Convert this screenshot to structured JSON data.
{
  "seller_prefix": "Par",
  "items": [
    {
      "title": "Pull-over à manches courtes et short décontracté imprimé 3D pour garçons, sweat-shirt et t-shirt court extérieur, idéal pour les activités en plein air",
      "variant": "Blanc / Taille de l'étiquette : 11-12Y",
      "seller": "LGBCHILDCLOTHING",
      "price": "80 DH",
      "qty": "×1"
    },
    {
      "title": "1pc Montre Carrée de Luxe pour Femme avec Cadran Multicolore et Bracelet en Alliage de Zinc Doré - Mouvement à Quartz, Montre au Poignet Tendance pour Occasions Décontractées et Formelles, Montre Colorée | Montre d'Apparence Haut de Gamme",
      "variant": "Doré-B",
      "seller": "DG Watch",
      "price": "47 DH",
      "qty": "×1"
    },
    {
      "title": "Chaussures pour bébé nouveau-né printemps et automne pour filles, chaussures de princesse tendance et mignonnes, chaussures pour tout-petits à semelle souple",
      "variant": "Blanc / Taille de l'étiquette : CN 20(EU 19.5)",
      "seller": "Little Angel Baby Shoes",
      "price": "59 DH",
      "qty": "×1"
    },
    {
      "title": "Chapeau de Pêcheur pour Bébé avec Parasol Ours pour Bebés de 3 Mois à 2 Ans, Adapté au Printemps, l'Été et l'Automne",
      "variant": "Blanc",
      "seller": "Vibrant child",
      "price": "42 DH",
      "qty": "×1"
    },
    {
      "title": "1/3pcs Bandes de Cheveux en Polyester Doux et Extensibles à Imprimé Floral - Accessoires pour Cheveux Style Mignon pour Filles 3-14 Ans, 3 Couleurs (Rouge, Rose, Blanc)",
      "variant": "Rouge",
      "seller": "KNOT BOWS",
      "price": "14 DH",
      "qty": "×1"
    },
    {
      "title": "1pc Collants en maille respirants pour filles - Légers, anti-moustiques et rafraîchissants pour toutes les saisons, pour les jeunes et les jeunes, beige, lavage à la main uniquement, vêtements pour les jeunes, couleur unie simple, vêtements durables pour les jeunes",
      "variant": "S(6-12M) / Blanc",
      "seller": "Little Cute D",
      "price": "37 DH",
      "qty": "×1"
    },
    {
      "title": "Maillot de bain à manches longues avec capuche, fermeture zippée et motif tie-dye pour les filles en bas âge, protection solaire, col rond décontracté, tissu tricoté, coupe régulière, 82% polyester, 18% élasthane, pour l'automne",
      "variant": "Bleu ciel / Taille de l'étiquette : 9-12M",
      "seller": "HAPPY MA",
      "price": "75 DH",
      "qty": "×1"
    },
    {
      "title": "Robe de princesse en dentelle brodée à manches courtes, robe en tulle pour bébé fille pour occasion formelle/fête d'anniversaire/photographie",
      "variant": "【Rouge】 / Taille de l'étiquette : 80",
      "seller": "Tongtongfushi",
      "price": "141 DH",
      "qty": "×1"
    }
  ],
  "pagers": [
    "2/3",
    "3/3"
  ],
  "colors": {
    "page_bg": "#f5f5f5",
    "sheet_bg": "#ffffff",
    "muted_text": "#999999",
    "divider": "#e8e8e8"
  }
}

• [What is asked]: Count each line with "Little" in it and report that figure by itself.

• [Task result]: 2